══ Entries
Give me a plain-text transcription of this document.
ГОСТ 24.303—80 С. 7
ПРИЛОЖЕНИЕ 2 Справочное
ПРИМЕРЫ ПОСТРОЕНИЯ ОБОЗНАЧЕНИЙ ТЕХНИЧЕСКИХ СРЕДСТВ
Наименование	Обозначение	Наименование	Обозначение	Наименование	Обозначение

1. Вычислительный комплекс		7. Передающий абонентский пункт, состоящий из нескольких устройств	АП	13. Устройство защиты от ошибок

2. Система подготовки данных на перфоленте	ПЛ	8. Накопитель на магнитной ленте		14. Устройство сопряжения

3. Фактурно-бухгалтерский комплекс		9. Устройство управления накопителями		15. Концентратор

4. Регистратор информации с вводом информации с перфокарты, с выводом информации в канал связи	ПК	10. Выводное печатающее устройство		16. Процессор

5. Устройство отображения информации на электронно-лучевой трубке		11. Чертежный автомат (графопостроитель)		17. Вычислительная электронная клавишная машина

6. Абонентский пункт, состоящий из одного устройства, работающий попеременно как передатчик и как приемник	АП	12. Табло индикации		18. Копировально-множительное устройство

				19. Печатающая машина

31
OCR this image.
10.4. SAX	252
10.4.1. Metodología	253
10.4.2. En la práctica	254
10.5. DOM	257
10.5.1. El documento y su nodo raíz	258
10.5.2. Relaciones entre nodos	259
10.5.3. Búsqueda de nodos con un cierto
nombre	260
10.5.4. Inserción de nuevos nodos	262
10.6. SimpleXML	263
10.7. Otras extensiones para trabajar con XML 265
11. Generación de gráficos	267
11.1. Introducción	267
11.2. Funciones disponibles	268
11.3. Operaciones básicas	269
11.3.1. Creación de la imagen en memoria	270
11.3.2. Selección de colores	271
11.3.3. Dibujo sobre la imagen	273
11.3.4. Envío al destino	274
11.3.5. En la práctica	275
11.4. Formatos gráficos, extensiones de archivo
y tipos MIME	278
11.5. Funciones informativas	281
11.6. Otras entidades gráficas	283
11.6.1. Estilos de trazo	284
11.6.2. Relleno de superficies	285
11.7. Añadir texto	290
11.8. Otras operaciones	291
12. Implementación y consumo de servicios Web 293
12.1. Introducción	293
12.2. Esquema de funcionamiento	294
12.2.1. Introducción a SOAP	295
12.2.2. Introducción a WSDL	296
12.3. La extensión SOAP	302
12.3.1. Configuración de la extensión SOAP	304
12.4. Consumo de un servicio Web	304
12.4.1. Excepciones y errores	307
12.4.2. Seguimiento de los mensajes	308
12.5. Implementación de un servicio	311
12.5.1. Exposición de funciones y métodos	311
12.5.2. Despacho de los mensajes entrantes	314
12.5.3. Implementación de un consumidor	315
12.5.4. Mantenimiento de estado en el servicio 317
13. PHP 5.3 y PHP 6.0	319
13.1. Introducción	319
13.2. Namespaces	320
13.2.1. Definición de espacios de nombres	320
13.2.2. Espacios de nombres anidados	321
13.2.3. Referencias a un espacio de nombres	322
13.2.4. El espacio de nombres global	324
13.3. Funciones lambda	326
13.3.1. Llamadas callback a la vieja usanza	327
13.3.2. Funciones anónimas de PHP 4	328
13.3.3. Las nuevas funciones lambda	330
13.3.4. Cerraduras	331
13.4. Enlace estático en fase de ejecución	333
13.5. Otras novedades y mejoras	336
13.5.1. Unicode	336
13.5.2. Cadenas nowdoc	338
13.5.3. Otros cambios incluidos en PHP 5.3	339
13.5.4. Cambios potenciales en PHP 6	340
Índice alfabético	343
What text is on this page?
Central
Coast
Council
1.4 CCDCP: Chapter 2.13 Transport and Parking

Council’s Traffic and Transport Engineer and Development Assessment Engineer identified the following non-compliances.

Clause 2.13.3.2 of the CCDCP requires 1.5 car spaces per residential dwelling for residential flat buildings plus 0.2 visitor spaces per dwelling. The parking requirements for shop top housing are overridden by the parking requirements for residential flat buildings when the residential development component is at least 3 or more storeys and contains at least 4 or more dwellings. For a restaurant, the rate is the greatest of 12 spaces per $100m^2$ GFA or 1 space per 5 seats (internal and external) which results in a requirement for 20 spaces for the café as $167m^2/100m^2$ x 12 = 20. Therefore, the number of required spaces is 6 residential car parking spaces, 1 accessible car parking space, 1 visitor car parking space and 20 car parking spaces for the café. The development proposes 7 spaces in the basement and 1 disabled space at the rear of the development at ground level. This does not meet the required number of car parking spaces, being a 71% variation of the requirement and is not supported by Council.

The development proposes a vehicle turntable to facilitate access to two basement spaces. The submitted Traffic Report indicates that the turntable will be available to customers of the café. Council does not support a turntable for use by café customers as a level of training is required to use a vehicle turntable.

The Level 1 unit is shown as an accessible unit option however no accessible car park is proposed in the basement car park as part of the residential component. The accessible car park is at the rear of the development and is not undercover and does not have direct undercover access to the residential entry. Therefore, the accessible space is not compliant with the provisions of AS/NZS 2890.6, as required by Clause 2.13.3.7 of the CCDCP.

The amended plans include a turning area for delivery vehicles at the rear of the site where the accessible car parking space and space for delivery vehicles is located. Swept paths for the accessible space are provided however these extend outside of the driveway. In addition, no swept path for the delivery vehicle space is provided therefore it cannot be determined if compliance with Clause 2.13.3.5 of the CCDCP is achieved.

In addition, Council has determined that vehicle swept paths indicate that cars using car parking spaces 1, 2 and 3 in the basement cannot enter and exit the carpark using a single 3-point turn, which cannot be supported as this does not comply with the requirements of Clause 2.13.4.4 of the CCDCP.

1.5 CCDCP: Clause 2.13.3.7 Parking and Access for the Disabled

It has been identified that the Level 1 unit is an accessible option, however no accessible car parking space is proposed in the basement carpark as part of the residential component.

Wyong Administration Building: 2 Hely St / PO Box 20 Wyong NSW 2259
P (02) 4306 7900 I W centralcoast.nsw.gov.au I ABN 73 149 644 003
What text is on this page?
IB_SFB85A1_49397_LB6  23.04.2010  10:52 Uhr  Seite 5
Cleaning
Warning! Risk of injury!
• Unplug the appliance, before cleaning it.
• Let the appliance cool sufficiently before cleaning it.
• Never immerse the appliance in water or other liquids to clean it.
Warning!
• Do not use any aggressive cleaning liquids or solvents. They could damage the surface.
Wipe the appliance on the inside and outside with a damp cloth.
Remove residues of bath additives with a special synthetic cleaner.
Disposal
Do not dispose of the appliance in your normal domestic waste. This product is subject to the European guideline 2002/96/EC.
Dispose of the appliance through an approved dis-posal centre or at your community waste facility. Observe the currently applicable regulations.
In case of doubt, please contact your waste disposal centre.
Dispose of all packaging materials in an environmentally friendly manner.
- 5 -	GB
════
## What is being asked
Output the listing above exactly as it appears.

## Response to the exercise
Give me a plain-text transcription of this document.
ГОСТ 24.303—80 С. 7
ПРИЛОЖЕНИЕ 2 Справочное
ПРИМЕРЫ ПОСТРОЕНИЯ ОБОЗНАЧЕНИЙ ТЕХНИЧЕСКИХ СРЕДСТВ
Наименование	Обозначение	Наименование	Обозначение	Наименование	Обозначение

1. Вычислительный комплекс		7. Передающий абонентский пункт, состоящий из нескольких устройств	АП	13. Устройство защиты от ошибок

2. Система подготовки данных на перфоленте	ПЛ	8. Накопитель на магнитной ленте		14. Устройство сопряжения

3. Фактурно-бухгалтерский комплекс		9. Устройство управления накопителями		15. Концентратор

4. Регистратор информации с вводом информации с перфокарты, с выводом информации в канал связи	ПК	10. Выводное печатающее устройство		16. Процессор

5. Устройство отображения информации на электронно-лучевой трубке		11. Чертежный автомат (графопостроитель)		17. Вычислительная электронная клавишная машина

6. Абонентский пункт, состоящий из одного устройства, работающий попеременно как передатчик и как приемник	АП	12. Табло индикации		18. Копировально-множительное устройство

				19. Печатающая машина

31
OCR this image.
10.4. SAX	252
10.4.1. Metodología	253
10.4.2. En la práctica	254
10.5. DOM	257
10.5.1. El documento y su nodo raíz	258
10.5.2. Relaciones entre nodos	259
10.5.3. Búsqueda de nodos con un cierto
nombre	260
10.5.4. Inserción de nuevos nodos	262
10.6. SimpleXML	263
10.7. Otras extensiones para trabajar con XML 265
11. Generación de gráficos	267
11.1. Introducción	267
11.2. Funciones disponibles	268
11.3. Operaciones básicas	269
11.3.1. Creación de la imagen en memoria	270
11.3.2. Selección de colores	271
11.3.3. Dibujo sobre la imagen	273
11.3.4. Envío al destino	274
11.3.5. En la práctica	275
11.4. Formatos gráficos, extensiones de archivo
y tipos MIME	278
11.5. Funciones informativas	281
11.6. Otras entidades gráficas	283
11.6.1. Estilos de trazo	284
11.6.2. Relleno de superficies	285
11.7. Añadir texto	290
11.8. Otras operaciones	291
12. Implementación y consumo de servicios Web 293
12.1. Introducción	293
12.2. Esquema de funcionamiento	294
12.2.1. Introducción a SOAP	295
12.2.2. Introducción a WSDL	296
12.3. La extensión SOAP	302
12.3.1. Configuración de la extensión SOAP	304
12.4. Consumo de un servicio Web	304
12.4.1. Excepciones y errores	307
12.4.2. Seguimiento de los mensajes	308
12.5. Implementación de un servicio	311
12.5.1. Exposición de funciones y métodos	311
12.5.2. Despacho de los mensajes entrantes	314
12.5.3. Implementación de un consumidor	315
12.5.4. Mantenimiento de estado en el servicio 317
13. PHP 5.3 y PHP 6.0	319
13.1. Introducción	319
13.2. Namespaces	320
13.2.1. Definición de espacios de nombres	320
13.2.2. Espacios de nombres anidados	321
13.2.3. Referencias a un espacio de nombres	322
13.2.4. El espacio de nombres global	324
13.3. Funciones lambda	326
13.3.1. Llamadas callback a la vieja usanza	327
13.3.2. Funciones anónimas de PHP 4	328
13.3.3. Las nuevas funciones lambda	330
13.3.4. Cerraduras	331
13.4. Enlace estático en fase de ejecución	333
13.5. Otras novedades y mejoras	336
13.5.1. Unicode	336
13.5.2. Cadenas nowdoc	338
13.5.3. Otros cambios incluidos en PHP 5.3	339
13.5.4. Cambios potenciales en PHP 6	340
Índice alfabético	343
What text is on this page?
Central
Coast
Council
1.4 CCDCP: Chapter 2.13 Transport and Parking

Council’s Traffic and Transport Engineer and Development Assessment Engineer identified the following non-compliances.

Clause 2.13.3.2 of the CCDCP requires 1.5 car spaces per residential dwelling for residential flat buildings plus 0.2 visitor spaces per dwelling. The parking requirements for shop top housing are overridden by the parking requirements for residential flat buildings when the residential development component is at least 3 or more storeys and contains at least 4 or more dwellings. For a restaurant, the rate is the greatest of 12 spaces per $100m^2$ GFA or 1 space per 5 seats (internal and external) which results in a requirement for 20 spaces for the café as $167m^2/100m^2$ x 12 = 20. Therefore, the number of required spaces is 6 residential car parking spaces, 1 accessible car parking space, 1 visitor car parking space and 20 car parking spaces for the café. The development proposes 7 spaces in the basement and 1 disabled space at the rear of the development at ground level. This does not meet the required number of car parking spaces, being a 71% variation of the requirement and is not supported by Council.

The development proposes a vehicle turntable to facilitate access to two basement spaces. The submitted Traffic Report indicates that the turntable will be available to customers of the café. Council does not support a turntable for use by café customers as a level of training is required to use a vehicle turntable.

The Level 1 unit is shown as an accessible unit option however no accessible car park is proposed in the basement car park as part of the residential component. The accessible car park is at the rear of the development and is not undercover and does not have direct undercover access to the residential entry. Therefore, the accessible space is not compliant with the provisions of AS/NZS 2890.6, as required by Clause 2.13.3.7 of the CCDCP.

The amended plans include a turning area for delivery vehicles at the rear of the site where the accessible car parking space and space for delivery vehicles is located. Swept paths for the accessible space are provided however these extend outside of the driveway. In addition, no swept path for the delivery vehicle space is provided therefore it cannot be determined if compliance with Clause 2.13.3.5 of the CCDCP is achieved.

In addition, Council has determined that vehicle swept paths indicate that cars using car parking spaces 1, 2 and 3 in the basement cannot enter and exit the carpark using a single 3-point turn, which cannot be supported as this does not comply with the requirements of Clause 2.13.4.4 of the CCDCP.

1.5 CCDCP: Clause 2.13.3.7 Parking and Access for the Disabled

It has been identified that the Level 1 unit is an accessible option, however no accessible car parking space is proposed in the basement carpark as part of the residential component.

Wyong Administration Building: 2 Hely St / PO Box 20 Wyong NSW 2259
P (02) 4306 7900 I W centralcoast.nsw.gov.au I ABN 73 149 644 003
What text is on this page?
IB_SFB85A1_49397_LB6  23.04.2010  10:52 Uhr  Seite 5
Cleaning
Warning! Risk of injury!
• Unplug the appliance, before cleaning it.
• Let the appliance cool sufficiently before cleaning it.
• Never immerse the appliance in water or other liquids to clean it.
Warning!
• Do not use any aggressive cleaning liquids or solvents. They could damage the surface.
Wipe the appliance on the inside and outside with a damp cloth.
Remove residues of bath additives with a special synthetic cleaner.
Disposal
Do not dispose of the appliance in your normal domestic waste. This product is subject to the European guideline 2002/96/EC.
Dispose of the appliance through an approved dis-posal centre or at your community waste facility. Observe the currently applicable regulations.
In case of doubt, please contact your waste disposal centre.
Dispose of all packaging materials in an environmentally friendly manner.
- 5 -	GB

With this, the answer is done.